READING PASSAGE —
  • pliptrotpliptrot Posts: 582
    There is a fairly compelling argument -proven by personal experience - that cup-and-cone bearings are a better design for bicycle hubs, if only to cope with such things as side loads from quick releases. Keep these bearings clean and they will outlast cartridge bearings, because the balls are much bigger, and thus can handle larger loads.

    It always amazes me how people are prepared to tolerate misaligned bearings in expensive hubs.

    The key is keeping the bearings clean - go for Dura Ace or XT. They're worth it.
  • crankycrankcrankycrank Posts: 1,830
    Even at 7000 miles of wet potholed roads I'm surprised the 105 hubs have failed you. As pliptrot stated if you keep the bearings clean and lubed they should last a very long time.
  • acorn_useracorn_user Posts: 1,137
    Just get Shimano mtb hubs. They are well sealed and ride ok. If it's for wet weather, they will be ideal. Campagnolo hubs with cup and cone bearings will last you forever because you can buy all the parts; you can't change all the races of Shimano hubs so some things will kill them.

DATASET RECORDS —
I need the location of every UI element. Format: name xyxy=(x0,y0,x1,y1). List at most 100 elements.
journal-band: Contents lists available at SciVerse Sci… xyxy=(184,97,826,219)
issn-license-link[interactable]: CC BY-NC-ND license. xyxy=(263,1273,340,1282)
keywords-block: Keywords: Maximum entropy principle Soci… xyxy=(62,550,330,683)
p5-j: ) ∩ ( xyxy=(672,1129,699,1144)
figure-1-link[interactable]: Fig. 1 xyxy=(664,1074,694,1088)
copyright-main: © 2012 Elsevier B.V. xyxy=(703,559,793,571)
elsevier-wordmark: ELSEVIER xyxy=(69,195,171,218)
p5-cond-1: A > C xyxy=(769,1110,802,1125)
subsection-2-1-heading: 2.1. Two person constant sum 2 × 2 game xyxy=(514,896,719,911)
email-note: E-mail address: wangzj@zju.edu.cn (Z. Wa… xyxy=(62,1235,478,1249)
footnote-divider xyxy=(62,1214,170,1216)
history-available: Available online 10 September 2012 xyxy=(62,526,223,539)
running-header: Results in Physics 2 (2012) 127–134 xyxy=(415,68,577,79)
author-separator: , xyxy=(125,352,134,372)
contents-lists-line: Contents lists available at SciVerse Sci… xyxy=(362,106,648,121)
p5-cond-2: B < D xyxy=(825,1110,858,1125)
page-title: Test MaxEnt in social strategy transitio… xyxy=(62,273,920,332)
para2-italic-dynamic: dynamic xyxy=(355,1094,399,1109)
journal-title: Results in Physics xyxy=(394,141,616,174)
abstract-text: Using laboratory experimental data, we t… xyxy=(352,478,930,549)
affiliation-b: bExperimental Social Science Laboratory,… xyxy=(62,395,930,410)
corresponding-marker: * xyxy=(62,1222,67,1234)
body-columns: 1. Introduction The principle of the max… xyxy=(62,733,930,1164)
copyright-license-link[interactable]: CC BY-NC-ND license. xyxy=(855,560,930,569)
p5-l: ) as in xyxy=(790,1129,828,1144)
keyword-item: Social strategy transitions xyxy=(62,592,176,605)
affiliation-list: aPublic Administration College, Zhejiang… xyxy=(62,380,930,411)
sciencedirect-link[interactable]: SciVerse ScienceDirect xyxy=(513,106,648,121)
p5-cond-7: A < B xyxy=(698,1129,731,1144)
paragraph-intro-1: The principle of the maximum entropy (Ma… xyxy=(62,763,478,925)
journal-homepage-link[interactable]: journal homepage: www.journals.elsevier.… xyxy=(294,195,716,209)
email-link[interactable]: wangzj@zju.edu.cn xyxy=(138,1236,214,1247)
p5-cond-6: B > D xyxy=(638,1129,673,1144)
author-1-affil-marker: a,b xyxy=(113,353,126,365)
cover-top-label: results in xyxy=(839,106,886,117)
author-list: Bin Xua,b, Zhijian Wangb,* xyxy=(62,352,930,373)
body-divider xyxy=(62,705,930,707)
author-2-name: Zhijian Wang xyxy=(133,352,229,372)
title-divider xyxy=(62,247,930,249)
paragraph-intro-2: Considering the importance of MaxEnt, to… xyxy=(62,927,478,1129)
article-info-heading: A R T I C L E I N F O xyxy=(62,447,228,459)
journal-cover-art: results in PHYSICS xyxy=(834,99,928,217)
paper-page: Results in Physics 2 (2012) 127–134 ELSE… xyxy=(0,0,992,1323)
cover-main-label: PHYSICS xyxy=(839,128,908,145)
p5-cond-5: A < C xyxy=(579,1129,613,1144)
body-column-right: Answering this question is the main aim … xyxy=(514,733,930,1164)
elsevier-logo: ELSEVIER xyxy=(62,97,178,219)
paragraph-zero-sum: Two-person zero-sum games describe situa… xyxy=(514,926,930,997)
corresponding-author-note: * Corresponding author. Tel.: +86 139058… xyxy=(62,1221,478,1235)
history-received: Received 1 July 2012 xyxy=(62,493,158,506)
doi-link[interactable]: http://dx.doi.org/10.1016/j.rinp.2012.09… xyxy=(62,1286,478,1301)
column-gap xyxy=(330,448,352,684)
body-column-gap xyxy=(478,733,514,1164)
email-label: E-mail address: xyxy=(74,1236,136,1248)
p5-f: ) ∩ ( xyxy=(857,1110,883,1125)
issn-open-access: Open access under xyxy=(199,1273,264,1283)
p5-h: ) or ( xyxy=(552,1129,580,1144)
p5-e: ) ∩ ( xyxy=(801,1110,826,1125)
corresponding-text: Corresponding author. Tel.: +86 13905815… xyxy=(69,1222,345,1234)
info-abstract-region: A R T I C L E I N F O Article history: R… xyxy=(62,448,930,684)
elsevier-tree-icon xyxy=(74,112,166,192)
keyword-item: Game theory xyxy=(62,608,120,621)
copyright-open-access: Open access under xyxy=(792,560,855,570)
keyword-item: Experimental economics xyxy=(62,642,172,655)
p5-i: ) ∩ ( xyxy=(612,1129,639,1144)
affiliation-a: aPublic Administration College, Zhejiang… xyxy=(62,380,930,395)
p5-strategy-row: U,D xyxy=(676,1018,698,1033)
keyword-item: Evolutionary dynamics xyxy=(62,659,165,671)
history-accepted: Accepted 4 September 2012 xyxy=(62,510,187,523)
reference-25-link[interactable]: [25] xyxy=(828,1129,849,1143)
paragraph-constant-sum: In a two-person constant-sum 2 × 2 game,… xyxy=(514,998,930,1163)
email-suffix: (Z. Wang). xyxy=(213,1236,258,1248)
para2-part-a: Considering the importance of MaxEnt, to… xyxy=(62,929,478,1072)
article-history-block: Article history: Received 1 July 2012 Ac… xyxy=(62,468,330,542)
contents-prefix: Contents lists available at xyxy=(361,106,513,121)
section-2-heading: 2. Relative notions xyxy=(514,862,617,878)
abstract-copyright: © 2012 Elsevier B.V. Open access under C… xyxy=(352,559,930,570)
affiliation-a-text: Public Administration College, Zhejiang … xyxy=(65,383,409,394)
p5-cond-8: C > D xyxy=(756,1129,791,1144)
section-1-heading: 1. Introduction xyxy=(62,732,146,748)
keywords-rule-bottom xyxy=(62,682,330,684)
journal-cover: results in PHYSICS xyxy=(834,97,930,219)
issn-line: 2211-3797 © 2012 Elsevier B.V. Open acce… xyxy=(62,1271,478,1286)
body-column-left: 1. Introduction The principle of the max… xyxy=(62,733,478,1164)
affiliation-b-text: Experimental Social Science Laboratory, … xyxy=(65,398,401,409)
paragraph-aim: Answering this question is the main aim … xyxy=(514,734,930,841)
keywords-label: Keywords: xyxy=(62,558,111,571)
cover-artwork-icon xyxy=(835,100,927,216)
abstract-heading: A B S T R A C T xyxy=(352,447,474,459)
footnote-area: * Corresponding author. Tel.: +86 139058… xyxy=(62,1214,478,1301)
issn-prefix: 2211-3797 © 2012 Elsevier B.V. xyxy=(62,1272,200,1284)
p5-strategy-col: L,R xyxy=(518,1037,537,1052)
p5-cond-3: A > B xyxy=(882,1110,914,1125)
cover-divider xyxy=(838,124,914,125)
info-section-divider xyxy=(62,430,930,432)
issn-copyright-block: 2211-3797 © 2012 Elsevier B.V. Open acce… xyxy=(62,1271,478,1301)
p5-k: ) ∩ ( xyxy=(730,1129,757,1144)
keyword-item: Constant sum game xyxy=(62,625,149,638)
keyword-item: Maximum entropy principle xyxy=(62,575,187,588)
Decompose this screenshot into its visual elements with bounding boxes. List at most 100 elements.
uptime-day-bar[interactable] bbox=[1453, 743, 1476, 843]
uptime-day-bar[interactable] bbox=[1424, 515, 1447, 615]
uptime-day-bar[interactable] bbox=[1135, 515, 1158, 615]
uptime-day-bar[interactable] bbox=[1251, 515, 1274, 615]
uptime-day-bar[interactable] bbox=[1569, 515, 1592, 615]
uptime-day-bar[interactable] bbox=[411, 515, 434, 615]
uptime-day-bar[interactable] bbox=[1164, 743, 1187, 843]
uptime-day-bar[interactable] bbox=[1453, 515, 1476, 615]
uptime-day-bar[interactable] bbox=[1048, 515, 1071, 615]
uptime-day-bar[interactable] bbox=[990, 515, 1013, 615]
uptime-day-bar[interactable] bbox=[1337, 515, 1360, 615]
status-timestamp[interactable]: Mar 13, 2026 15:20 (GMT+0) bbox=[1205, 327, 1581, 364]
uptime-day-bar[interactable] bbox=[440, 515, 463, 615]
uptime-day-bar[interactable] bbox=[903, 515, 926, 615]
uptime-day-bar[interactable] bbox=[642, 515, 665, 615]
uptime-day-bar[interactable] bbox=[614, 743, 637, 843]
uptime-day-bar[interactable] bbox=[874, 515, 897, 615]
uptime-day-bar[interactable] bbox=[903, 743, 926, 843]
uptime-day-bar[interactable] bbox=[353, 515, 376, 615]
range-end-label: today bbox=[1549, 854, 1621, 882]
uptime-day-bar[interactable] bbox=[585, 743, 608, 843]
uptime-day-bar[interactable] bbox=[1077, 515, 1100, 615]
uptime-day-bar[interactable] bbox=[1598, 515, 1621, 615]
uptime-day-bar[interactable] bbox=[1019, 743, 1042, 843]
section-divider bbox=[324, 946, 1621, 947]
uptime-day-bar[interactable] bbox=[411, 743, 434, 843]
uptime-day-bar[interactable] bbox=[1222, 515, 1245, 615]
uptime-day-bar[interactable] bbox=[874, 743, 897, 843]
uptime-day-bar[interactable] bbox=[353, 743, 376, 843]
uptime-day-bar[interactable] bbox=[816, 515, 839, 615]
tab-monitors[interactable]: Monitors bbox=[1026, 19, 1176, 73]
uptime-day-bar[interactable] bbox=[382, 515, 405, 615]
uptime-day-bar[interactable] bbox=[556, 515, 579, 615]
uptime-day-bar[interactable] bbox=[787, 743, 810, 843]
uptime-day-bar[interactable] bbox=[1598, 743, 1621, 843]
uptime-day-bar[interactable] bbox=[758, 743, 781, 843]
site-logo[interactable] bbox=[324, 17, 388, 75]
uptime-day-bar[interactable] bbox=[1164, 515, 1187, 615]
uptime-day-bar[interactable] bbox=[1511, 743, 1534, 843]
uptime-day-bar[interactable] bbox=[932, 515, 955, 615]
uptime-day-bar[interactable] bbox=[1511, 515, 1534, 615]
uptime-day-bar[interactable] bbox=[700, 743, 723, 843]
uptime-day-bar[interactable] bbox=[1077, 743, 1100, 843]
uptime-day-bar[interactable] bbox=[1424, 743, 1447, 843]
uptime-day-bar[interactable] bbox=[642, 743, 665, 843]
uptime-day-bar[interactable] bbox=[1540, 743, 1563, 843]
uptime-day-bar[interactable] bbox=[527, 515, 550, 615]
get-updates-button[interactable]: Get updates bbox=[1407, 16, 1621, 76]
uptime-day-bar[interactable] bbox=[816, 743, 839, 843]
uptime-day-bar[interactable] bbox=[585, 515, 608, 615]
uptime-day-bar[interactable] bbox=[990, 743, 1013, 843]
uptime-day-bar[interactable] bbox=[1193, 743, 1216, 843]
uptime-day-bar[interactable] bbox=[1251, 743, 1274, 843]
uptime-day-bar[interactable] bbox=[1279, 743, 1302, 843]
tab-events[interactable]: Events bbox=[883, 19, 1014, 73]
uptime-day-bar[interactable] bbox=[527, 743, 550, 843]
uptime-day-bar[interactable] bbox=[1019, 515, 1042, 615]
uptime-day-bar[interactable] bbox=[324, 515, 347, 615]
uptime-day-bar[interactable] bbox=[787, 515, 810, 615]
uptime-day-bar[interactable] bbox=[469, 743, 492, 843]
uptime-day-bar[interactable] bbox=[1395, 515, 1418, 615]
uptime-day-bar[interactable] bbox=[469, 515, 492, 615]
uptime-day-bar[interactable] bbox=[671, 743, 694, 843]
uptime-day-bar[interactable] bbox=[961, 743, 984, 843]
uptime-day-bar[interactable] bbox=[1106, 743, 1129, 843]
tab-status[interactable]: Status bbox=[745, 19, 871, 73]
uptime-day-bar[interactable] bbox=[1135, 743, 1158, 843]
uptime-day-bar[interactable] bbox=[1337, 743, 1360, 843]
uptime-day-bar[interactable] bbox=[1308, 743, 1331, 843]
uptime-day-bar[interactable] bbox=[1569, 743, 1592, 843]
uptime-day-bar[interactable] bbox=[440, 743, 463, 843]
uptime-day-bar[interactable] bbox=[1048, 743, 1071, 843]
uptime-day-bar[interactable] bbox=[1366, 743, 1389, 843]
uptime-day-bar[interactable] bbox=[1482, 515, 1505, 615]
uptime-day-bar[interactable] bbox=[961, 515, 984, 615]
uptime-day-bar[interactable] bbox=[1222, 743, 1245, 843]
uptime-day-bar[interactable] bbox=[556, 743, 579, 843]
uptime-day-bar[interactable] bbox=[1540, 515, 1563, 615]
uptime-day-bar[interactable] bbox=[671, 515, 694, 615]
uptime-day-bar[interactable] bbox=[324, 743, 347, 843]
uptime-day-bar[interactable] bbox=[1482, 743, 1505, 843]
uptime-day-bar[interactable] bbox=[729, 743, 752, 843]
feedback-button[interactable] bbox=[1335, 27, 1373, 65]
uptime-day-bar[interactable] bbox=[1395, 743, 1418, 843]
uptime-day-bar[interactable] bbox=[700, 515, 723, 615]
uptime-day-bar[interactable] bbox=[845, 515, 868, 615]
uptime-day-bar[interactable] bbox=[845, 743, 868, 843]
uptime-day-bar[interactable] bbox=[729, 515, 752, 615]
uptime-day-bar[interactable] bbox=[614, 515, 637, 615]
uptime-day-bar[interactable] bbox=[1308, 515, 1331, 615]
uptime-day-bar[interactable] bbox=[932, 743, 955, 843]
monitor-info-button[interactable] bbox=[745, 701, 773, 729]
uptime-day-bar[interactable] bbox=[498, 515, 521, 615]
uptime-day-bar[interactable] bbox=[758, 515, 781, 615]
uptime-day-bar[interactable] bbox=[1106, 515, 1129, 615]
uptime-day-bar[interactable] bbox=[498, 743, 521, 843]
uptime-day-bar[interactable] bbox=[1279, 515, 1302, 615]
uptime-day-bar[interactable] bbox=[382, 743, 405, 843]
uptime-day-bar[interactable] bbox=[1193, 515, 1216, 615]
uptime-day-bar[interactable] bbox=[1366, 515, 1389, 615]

EXERCISE 1 — Sum up the forum thread on bicycle hubs in two sentences.
EXERCISE 2 — Revise the forum thread on bicycle hubs, starting at "The key is keeping" and ending at "will kill them.", so that "Hope" stands wherever "Shimano" appears.

RESULT 1 — Posters in the thread argue that cup-and-cone hub bearings, kept clean, outlast cartridge bearings because their larger balls can handle bigger loads, and one recommends Dura Ace or XT hubs. Another is surprised that 105 hubs failed after 7000 miles, while a third suggests well-sealed Shimano mtb hubs for wet weather and says Campagnolo cup-and-cone hubs will last forever because all their parts can be bought.

RESULT 2 —
The key is keeping the bearings clean - go for Dura Ace or XT. They're worth it.
  • crankycrankcrankycrank Posts: 1,830
    Even at 7000 miles of wet potholed roads I'm surprised the 105 hubs have failed you. As pliptrot stated if you keep the bearings clean and lubed they should last a very long time.
  • acorn_useracorn_user Posts: 1,137
    Just get Hope mtb hubs. They are well sealed and ride ok. If it's for wet weather, they will be ideal. Campagnolo hubs with cup and cone bearings will last you forever because you can buy all the parts; you can't change all the races of Hope hubs so some things will kill them.